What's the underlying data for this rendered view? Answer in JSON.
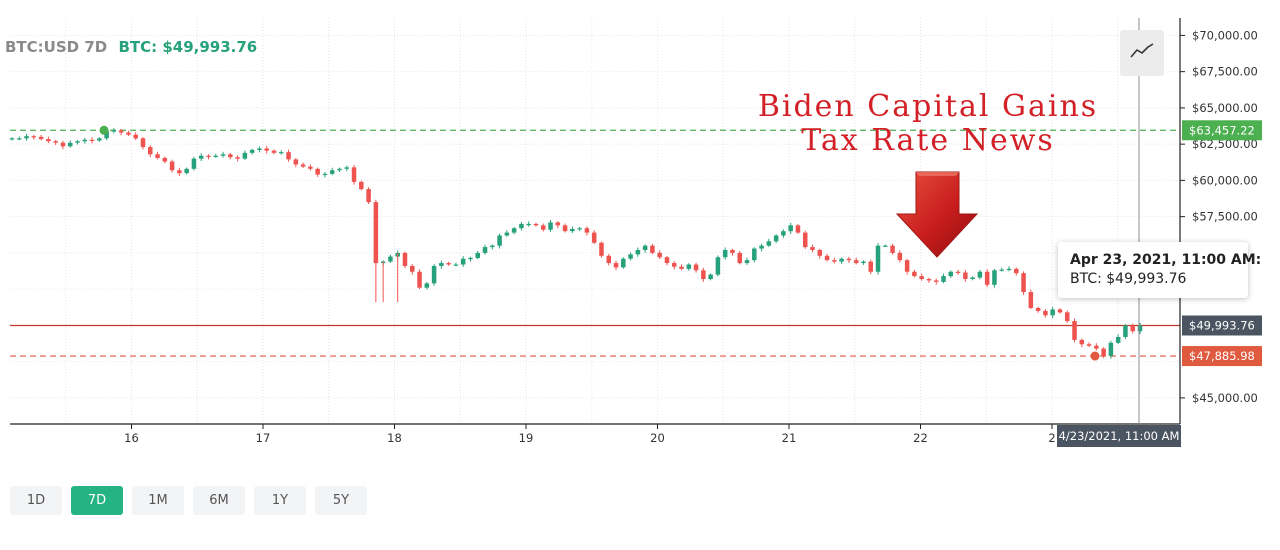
{
  "header": {
    "symbol": "BTC:USD 7D",
    "price_label": "BTC: $49,993.76"
  },
  "timeframes": {
    "items": [
      "1D",
      "7D",
      "1M",
      "6M",
      "1Y",
      "5Y"
    ],
    "active": "7D"
  },
  "chart_type_icon": "line-chart-icon",
  "annotation": {
    "line1": "Biden Capital Gains",
    "line2": "Tax Rate News",
    "color": "#d31f26",
    "arrow_icon": "red-down-arrow-icon"
  },
  "tooltip": {
    "title": "Apr 23, 2021, 11:00 AM:",
    "value": "BTC: $49,993.76"
  },
  "crosshair_label": "4/23/2021, 11:00 AM",
  "colors": {
    "up": "#26a17b",
    "down": "#ef5350",
    "high_line": "#4caf50",
    "low_line": "#e05a3f",
    "current_line": "#c0392b",
    "current_tag": "#4b5561"
  },
  "chart_data": {
    "type": "candlestick",
    "x_ticks": [
      "16",
      "17",
      "18",
      "19",
      "20",
      "21",
      "22",
      "2"
    ],
    "y_ticks": [
      "$70,000.00",
      "$67,500.00",
      "$65,000.00",
      "$62,500.00",
      "$60,000.00",
      "$57,500.00",
      "$45,000.00"
    ],
    "y_tick_values": [
      70000,
      67500,
      65000,
      62500,
      60000,
      57500,
      45000
    ],
    "ylim": [
      43200,
      71200
    ],
    "grid": true,
    "reference_lines": [
      {
        "name": "high",
        "value": 63457.22,
        "label": "$63,457.22"
      },
      {
        "name": "current",
        "value": 49993.76,
        "label": "$49,993.76"
      },
      {
        "name": "low",
        "value": 47885.98,
        "label": "$47,885.98"
      }
    ],
    "closes": [
      62900,
      62900,
      63050,
      63000,
      62850,
      62700,
      62600,
      62350,
      62600,
      62700,
      62800,
      62750,
      62900,
      63400,
      63450,
      63300,
      63150,
      62900,
      62300,
      61800,
      61550,
      61300,
      60700,
      60500,
      60800,
      61500,
      61700,
      61650,
      61700,
      61800,
      61600,
      61500,
      61900,
      62100,
      62200,
      62050,
      61900,
      61950,
      61450,
      61100,
      60950,
      60800,
      60400,
      60450,
      60700,
      60800,
      60900,
      59900,
      59400,
      58500,
      54300,
      54400,
      54750,
      55000,
      54100,
      53700,
      52600,
      52900,
      54100,
      54300,
      54200,
      54200,
      54600,
      54650,
      55000,
      55400,
      55500,
      56200,
      56400,
      56700,
      57000,
      57000,
      56900,
      56600,
      57100,
      56900,
      56500,
      56650,
      56700,
      56400,
      55700,
      54800,
      54300,
      54000,
      54600,
      54900,
      55200,
      55500,
      55000,
      54700,
      54300,
      54050,
      53900,
      54200,
      53800,
      53200,
      53500,
      54700,
      55200,
      55000,
      54300,
      54500,
      55300,
      55500,
      55800,
      56200,
      56500,
      56900,
      56400,
      55400,
      55200,
      54800,
      54500,
      54400,
      54600,
      54500,
      54300,
      54400,
      53700,
      55500,
      55500,
      55000,
      54500,
      53700,
      53400,
      53200,
      53100,
      53000,
      53400,
      53700,
      53650,
      53200,
      53300,
      53700,
      52800,
      53800,
      53850,
      53900,
      53600,
      52300,
      51200,
      51000,
      50700,
      51100,
      50900,
      50300,
      49000,
      48700,
      48600,
      48400,
      47900,
      48800,
      49200,
      50000,
      49600,
      49993.76
    ]
  }
}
____
# What the task asks:
Omit every picture while copying the listing above exactly.

# Solved exercise:
What's the underlying data for this rendered view? Answer in JSON.
{
  "header": {
    "symbol": "BTC:USD 7D",
    "price_label": "BTC: $49,993.76"
  },
  "timeframes": {
    "items": [
      "1D",
      "7D",
      "1M",
      "6M",
      "1Y",
      "5Y"
    ],
    "active": "7D"
  },
  "chart_type_icon": "line-chart-icon",
  "annotation": {
    "line1": "Biden Capital Gains",
    "line2": "Tax Rate News",
    "color": "#d31f26",
    "arrow_icon": "red-down-arrow-icon"
  },
  "tooltip": {
    "title": "Apr 23, 2021, 11:00 AM:",
    "value": "BTC: $49,993.76"
  },
  "crosshair_label": "4/23/2021, 11:00 AM",
  "colors": {
    "up": "#26a17b",
    "down": "#ef5350",
    "high_line": "#4caf50",
    "low_line": "#e05a3f",
    "current_line": "#c0392b",
    "current_tag": "#4b5561"
  },
  "chart_data": {
    "type": "candlestick",
    "x_ticks": [
      "16",
      "17",
      "18",
      "19",
      "20",
      "21",
      "22",
      "2"
    ],
    "y_ticks": [
      "$70,000.00",
      "$67,500.00",
      "$65,000.00",
      "$62,500.00",
      "$60,000.00",
      "$57,500.00",
      "$45,000.00"
    ],
    "y_tick_values": [
      70000,
      67500,
      65000,
      62500,
      60000,
      57500,
      45000
    ],
    "ylim": [
      43200,
      71200
    ],
    "grid": true,
    "reference_lines": [
      {
        "name": "high",
        "value": 63457.22,
        "label": "$63,457.22"
      },
      {
        "name": "current",
        "value": 49993.76,
        "label": "$49,993.76"
      },
      {
        "name": "low",
        "value": 47885.98,
        "label": "$47,885.98"
      }
    ],
    "closes": [
      62900,
      62900,
      63050,
      63000,
      62850,
      62700,
      62600,
      62350,
      62600,
      62700,
      62800,
      62750,
      62900,
      63400,
      63450,
      63300,
      63150,
      62900,
      62300,
      61800,
      61550,
      61300,
      60700,
      60500,
      60800,
      61500,
      61700,
      61650,
      61700,
      61800,
      61600,
      61500,
      61900,
      62100,
      62200,
      62050,
      61900,
      61950,
      61450,
      61100,
      60950,
      60800,
      60400,
      60450,
      60700,
      60800,
      60900,
      59900,
      59400,
      58500,
      54300,
      54400,
      54750,
      55000,
      54100,
      53700,
      52600,
      52900,
      54100,
      54300,
      54200,
      54200,
      54600,
      54650,
      55000,
      55400,
      55500,
      56200,
      56400,
      56700,
      57000,
      57000,
      56900,
      56600,
      57100,
      56900,
      56500,
      56650,
      56700,
      56400,
      55700,
      54800,
      54300,
      54000,
      54600,
      54900,
      55200,
      55500,
      55000,
      54700,
      54300,
      54050,
      53900,
      54200,
      53800,
      53200,
      53500,
      54700,
      55200,
      55000,
      54300,
      54500,
      55300,
      55500,
      55800,
      56200,
      56500,
      56900,
      56400,
      55400,
      55200,
      54800,
      54500,
      54400,
      54600,
      54500,
      54300,
      54400,
      53700,
      55500,
      55500,
      55000,
      54500,
      53700,
      53400,
      53200,
      53100,
      53000,
      53400,
      53700,
      53650,
      53200,
      53300,
      53700,
      52800,
      53800,
      53850,
      53900,
      53600,
      52300,
      51200,
      51000,
      50700,
      51100,
      50900,
      50300,
      49000,
      48700,
      48600,
      48400,
      47900,
      48800,
      49200,
      50000,
      49600,
      49993.76
    ]
  }
}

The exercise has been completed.